What is expected | Using the data beneath, show every line that includes the word "five".

Dataset entries |
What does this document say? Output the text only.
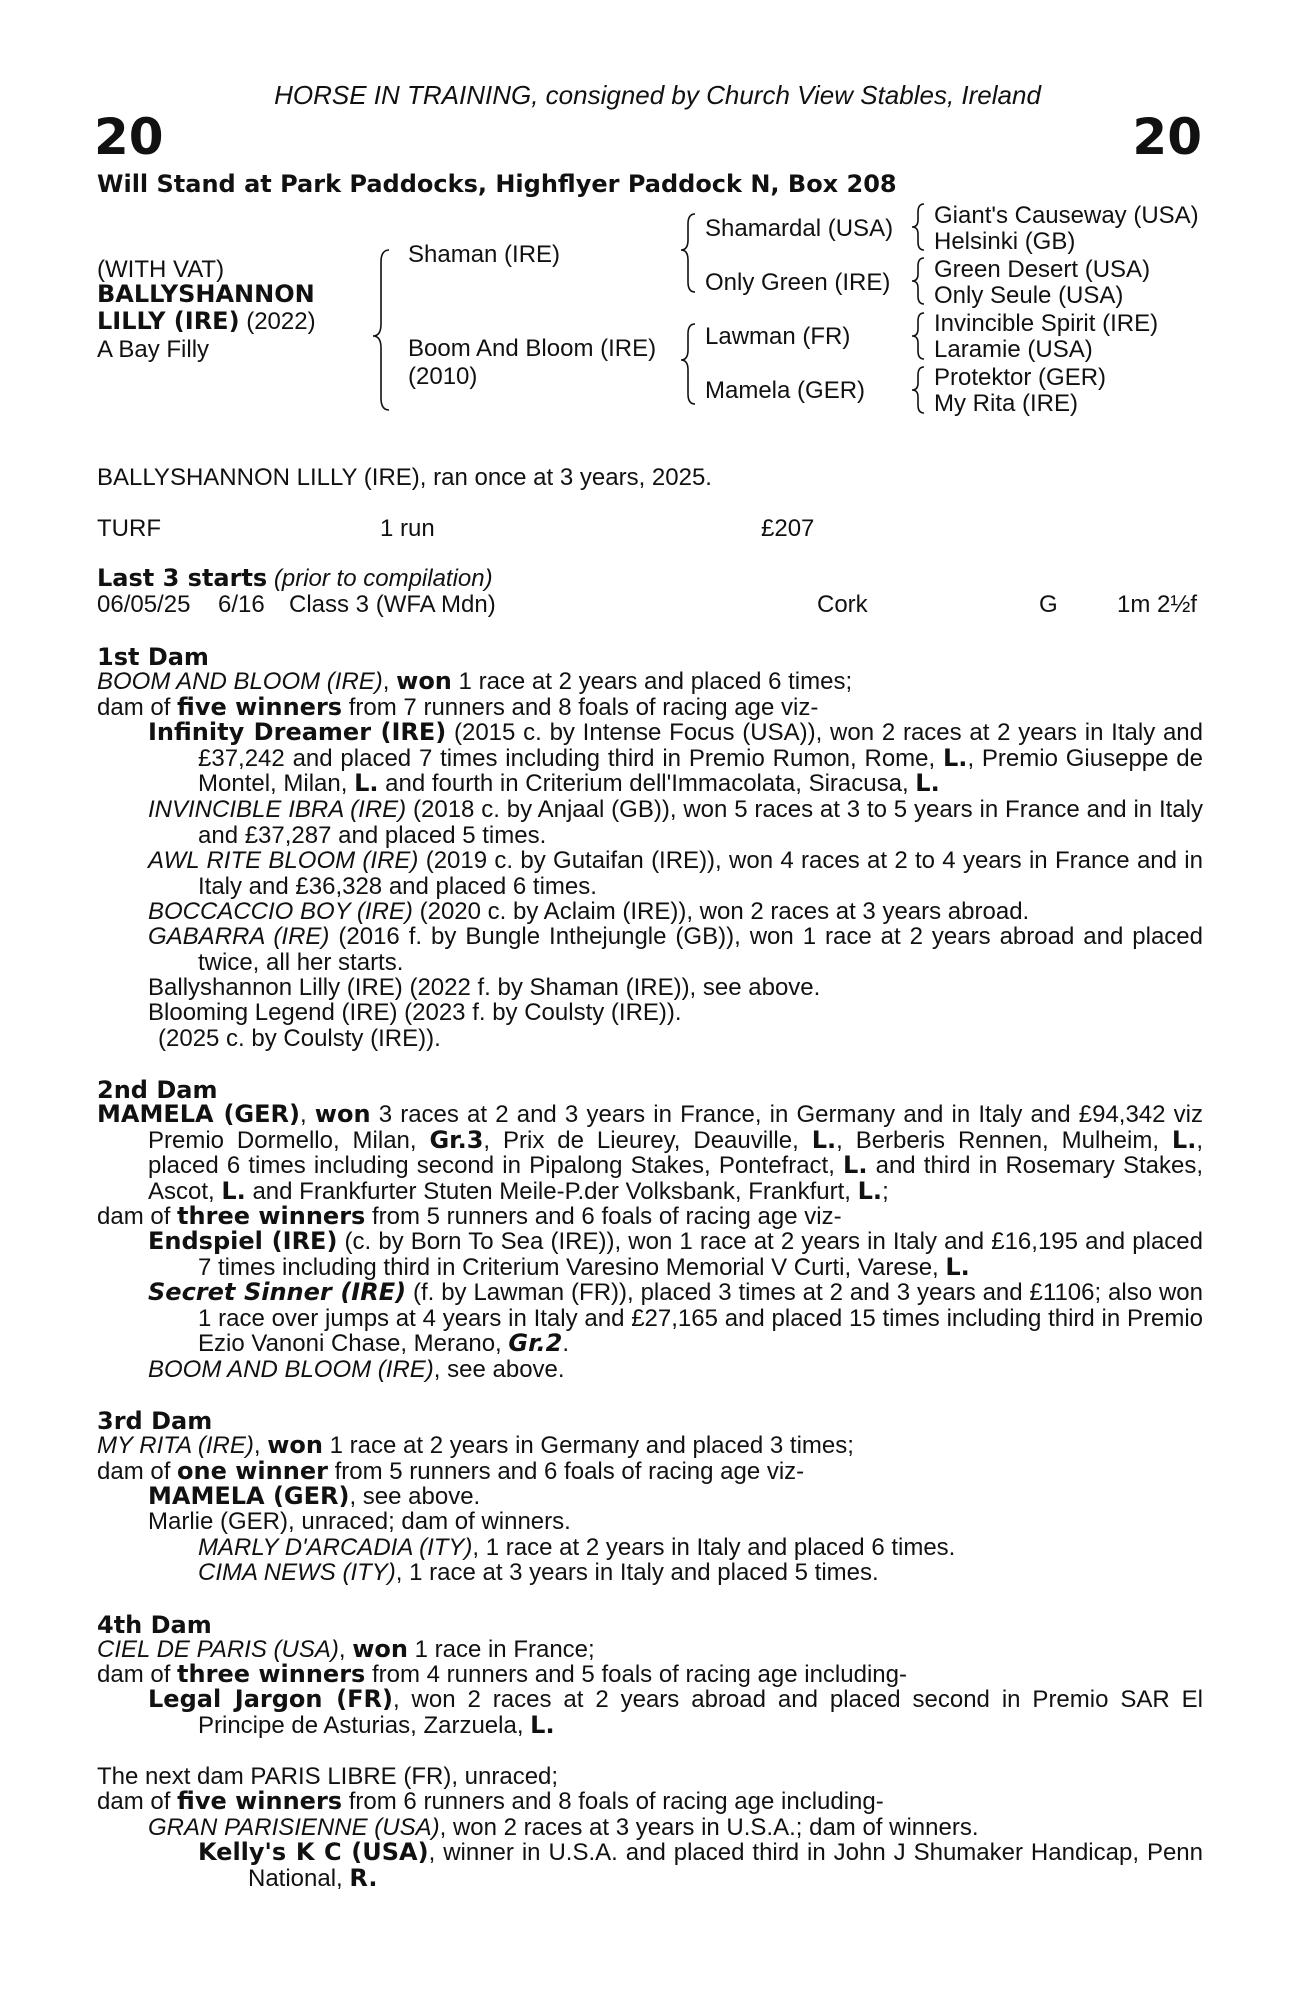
HORSE IN TRAINING, consigned by Church View Stables, Ireland
20	20
Will Stand at Park Paddocks, Highflyer Paddock N, Box 208
(WITH VAT)
BALLYSHANNON
LILLY (IRE) (2022)
A Bay Filly
Shaman (IRE)
Boom And Bloom (IRE)
(2010)
Shamardal (USA)
Only Green (IRE)
Lawman (FR)
Mamela (GER)
Giant's Causeway (USA)
Helsinki (GB)
Green Desert (USA)
Only Seule (USA)
Invincible Spirit (IRE)
Laramie (USA)
Protektor (GER)
My Rita (IRE)
BALLYSHANNON LILLY (IRE), ran once at 3 years, 2025.
TURF	1 run	£207
Last 3 starts (prior to compilation)
06/05/25 6/16 Class 3 (WFA Mdn)	Cork	G 1m 2½f
1st Dam
BOOM AND BLOOM (IRE), won 1 race at 2 years and placed 6 times;
dam of five winners from 7 runners and 8 foals of racing age viz-
Infinity Dreamer (IRE) (2015 c. by Intense Focus (USA)), won 2 races at 2 years in Italy and £37,242 and placed 7 times including third in Premio Rumon, Rome, L., Premio Giuseppe de Montel, Milan, L. and fourth in Criterium dell'Immacolata, Siracusa, L.
INVINCIBLE IBRA (IRE) (2018 c. by Anjaal (GB)), won 5 races at 3 to 5 years in France and in Italy and £37,287 and placed 5 times.
AWL RITE BLOOM (IRE) (2019 c. by Gutaifan (IRE)), won 4 races at 2 to 4 years in France and in Italy and £36,328 and placed 6 times.
BOCCACCIO BOY (IRE) (2020 c. by Aclaim (IRE)), won 2 races at 3 years abroad.
GABARRA (IRE) (2016 f. by Bungle Inthejungle (GB)), won 1 race at 2 years abroad and placed twice, all her starts.
Ballyshannon Lilly (IRE) (2022 f. by Shaman (IRE)), see above.
Blooming Legend (IRE) (2023 f. by Coulsty (IRE)).
(2025 c. by Coulsty (IRE)).
2nd Dam
MAMELA (GER), won 3 races at 2 and 3 years in France, in Germany and in Italy and £94,342 viz Premio Dormello, Milan, Gr.3, Prix de Lieurey, Deauville, L., Berberis Rennen, Mulheim, L., placed 6 times including second in Pipalong Stakes, Pontefract, L. and third in Rosemary Stakes, Ascot, L. and Frankfurter Stuten Meile-P.der Volksbank, Frankfurt, L.;
dam of three winners from 5 runners and 6 foals of racing age viz-
Endspiel (IRE) (c. by Born To Sea (IRE)), won 1 race at 2 years in Italy and £16,195 and placed 7 times including third in Criterium Varesino Memorial V Curti, Varese, L.
Secret Sinner (IRE) (f. by Lawman (FR)), placed 3 times at 2 and 3 years and £1106; also won 1 race over jumps at 4 years in Italy and £27,165 and placed 15 times including third in Premio Ezio Vanoni Chase, Merano, Gr.2.
BOOM AND BLOOM (IRE), see above.
3rd Dam
MY RITA (IRE), won 1 race at 2 years in Germany and placed 3 times;
dam of one winner from 5 runners and 6 foals of racing age viz-
MAMELA (GER), see above.
Marlie (GER), unraced; dam of winners.
MARLY D'ARCADIA (ITY), 1 race at 2 years in Italy and placed 6 times.
CIMA NEWS (ITY), 1 race at 3 years in Italy and placed 5 times.
4th Dam
CIEL DE PARIS (USA), won 1 race in France;
dam of three winners from 4 runners and 5 foals of racing age including-
Legal Jargon (FR), won 2 races at 2 years abroad and placed second in Premio SAR El Principe de Asturias, Zarzuela, L.
The next dam PARIS LIBRE (FR), unraced;
dam of five winners from 6 runners and 8 foals of racing age including-
GRAN PARISIENNE (USA), won 2 races at 3 years in U.S.A.; dam of winners.
Kelly's K C (USA), winner in U.S.A. and placed third in John J Shumaker Handicap, Penn National, R.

Complete answer |
dam of five winners from 7 runners and 8 foals of racing age viz-
dam of five winners from 6 runners and 8 foals of racing age including-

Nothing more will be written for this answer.